• [Problem to solve]: Within the records below, find each line that holds the string "医師の判断により", then copy it.
--- start of Given records ---
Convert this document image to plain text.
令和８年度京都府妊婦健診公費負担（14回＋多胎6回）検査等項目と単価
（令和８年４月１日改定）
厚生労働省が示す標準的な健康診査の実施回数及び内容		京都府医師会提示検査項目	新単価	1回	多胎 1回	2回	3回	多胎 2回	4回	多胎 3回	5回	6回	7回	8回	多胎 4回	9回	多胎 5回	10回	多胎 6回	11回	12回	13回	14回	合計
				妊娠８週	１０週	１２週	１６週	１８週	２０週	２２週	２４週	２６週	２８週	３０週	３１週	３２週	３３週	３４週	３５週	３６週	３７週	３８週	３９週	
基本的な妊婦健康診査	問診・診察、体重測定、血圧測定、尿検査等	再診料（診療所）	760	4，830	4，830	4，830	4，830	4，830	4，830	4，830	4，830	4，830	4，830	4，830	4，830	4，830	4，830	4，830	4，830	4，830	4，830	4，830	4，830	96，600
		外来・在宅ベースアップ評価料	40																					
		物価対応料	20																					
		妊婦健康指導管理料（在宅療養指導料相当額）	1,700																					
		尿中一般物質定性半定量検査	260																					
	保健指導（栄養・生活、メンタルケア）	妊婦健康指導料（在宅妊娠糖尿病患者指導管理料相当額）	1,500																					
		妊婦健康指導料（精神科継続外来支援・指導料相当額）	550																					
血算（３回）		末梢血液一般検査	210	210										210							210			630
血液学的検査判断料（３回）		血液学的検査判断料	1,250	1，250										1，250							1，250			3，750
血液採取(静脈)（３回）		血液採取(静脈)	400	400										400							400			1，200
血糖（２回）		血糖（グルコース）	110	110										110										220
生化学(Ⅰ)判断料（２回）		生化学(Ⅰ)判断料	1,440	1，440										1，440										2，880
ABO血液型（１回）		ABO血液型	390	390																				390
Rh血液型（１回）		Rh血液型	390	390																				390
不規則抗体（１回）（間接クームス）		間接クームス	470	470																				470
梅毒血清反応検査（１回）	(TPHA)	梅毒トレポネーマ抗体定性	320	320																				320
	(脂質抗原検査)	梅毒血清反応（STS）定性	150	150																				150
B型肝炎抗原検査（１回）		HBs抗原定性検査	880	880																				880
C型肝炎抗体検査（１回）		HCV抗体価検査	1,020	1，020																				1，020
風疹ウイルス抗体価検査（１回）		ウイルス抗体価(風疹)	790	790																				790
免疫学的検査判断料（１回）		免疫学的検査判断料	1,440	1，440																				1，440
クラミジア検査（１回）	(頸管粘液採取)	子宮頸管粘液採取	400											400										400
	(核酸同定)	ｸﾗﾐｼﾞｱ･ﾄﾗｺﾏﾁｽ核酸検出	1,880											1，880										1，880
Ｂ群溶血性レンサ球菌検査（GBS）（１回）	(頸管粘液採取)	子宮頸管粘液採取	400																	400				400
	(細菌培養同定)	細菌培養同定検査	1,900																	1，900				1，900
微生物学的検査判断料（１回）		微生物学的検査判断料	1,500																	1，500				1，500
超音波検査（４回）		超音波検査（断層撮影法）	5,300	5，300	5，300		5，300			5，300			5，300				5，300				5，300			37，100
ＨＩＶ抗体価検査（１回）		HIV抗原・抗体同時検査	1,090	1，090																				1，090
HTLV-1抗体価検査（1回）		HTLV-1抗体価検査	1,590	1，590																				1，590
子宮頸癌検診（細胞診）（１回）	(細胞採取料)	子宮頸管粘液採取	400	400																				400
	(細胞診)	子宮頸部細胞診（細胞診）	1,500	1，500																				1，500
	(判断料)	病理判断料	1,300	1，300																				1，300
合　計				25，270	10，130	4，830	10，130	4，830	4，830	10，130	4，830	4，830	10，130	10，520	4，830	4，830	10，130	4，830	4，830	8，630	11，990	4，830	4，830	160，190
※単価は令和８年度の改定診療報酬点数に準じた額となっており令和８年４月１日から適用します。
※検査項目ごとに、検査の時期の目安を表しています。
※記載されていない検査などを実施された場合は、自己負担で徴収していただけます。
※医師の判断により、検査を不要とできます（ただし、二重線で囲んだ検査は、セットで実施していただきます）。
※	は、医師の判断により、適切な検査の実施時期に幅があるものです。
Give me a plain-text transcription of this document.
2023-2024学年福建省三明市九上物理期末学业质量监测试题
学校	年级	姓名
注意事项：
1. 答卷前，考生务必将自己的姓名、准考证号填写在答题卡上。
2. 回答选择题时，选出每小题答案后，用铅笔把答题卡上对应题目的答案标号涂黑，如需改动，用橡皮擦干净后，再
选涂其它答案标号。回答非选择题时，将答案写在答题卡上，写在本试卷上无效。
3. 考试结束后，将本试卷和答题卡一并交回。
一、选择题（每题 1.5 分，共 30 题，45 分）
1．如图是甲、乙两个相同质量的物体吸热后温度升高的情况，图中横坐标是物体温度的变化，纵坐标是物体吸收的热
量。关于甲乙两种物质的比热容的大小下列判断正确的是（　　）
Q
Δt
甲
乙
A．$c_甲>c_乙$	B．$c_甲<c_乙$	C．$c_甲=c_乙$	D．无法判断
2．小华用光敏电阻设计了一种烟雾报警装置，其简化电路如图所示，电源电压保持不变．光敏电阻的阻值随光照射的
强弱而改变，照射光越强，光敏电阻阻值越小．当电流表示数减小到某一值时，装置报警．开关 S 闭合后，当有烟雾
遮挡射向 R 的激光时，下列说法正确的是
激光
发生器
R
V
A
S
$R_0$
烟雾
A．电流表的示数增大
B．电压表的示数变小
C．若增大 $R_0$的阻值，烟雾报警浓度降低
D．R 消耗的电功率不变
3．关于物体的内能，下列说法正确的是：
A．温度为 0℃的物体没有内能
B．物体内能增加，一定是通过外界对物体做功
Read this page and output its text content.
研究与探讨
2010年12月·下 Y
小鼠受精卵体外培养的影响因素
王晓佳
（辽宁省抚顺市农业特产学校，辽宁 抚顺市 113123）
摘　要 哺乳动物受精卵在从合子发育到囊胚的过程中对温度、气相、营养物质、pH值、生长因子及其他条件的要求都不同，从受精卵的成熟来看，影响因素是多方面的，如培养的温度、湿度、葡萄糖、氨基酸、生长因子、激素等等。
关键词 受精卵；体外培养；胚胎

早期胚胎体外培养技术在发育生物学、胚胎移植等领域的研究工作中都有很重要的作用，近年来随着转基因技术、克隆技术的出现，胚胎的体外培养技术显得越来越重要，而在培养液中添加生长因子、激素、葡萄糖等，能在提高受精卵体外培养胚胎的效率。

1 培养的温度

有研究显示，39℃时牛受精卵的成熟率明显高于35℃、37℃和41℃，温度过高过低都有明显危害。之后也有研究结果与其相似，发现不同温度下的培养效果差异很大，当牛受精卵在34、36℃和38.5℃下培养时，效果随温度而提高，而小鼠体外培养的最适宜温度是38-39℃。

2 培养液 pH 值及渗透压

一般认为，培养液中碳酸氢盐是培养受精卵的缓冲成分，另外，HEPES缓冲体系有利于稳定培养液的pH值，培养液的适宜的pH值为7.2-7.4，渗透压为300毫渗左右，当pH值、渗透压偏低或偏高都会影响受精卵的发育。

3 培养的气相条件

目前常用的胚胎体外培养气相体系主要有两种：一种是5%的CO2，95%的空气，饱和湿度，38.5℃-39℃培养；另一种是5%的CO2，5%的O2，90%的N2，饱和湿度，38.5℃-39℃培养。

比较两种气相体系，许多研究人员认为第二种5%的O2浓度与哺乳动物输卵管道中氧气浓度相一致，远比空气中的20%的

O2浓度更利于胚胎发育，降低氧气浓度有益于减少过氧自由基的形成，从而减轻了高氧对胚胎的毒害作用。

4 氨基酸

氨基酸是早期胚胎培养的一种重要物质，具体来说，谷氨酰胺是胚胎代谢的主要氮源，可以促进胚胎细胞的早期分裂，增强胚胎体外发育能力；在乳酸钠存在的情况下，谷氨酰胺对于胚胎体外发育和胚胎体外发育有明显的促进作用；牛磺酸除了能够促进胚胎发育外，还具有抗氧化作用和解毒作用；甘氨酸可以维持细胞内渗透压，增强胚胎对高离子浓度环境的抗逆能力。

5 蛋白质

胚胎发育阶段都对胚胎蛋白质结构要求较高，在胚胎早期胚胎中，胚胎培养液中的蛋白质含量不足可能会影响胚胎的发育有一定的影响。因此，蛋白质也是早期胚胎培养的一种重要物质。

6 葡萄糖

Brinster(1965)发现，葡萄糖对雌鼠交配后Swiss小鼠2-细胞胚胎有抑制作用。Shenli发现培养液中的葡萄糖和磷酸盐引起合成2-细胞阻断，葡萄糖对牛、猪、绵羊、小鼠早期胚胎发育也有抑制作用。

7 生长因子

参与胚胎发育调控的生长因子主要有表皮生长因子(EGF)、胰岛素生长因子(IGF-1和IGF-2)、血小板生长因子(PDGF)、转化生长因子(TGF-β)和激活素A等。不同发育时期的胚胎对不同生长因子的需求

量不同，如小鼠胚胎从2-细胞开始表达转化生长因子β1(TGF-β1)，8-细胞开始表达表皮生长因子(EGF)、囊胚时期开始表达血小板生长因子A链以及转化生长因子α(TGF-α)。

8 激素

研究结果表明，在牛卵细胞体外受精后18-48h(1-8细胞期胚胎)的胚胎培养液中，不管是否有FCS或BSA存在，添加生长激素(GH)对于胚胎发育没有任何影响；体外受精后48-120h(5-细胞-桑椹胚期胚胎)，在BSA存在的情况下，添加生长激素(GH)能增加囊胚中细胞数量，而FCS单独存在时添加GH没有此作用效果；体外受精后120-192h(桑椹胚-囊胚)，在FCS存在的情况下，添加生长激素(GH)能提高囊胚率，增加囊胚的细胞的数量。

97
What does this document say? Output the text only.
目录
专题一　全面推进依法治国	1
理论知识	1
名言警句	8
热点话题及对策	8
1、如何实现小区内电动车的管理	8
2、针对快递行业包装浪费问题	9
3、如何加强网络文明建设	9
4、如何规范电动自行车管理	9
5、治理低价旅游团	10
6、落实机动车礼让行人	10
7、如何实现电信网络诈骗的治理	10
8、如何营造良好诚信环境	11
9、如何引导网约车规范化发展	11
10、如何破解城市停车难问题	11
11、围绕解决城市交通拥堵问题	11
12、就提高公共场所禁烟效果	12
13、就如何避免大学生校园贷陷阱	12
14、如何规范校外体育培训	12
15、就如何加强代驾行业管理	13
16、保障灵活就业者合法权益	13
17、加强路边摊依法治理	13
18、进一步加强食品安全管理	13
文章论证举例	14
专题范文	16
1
--- end of Given records ---
• [The reply]:
※医師の判断により、検査を不要とできます（ただし、二重線で囲んだ検査は、セットで実施していただきます）。
※	は、医師の判断により、適切な検査の実施時期に幅があるものです。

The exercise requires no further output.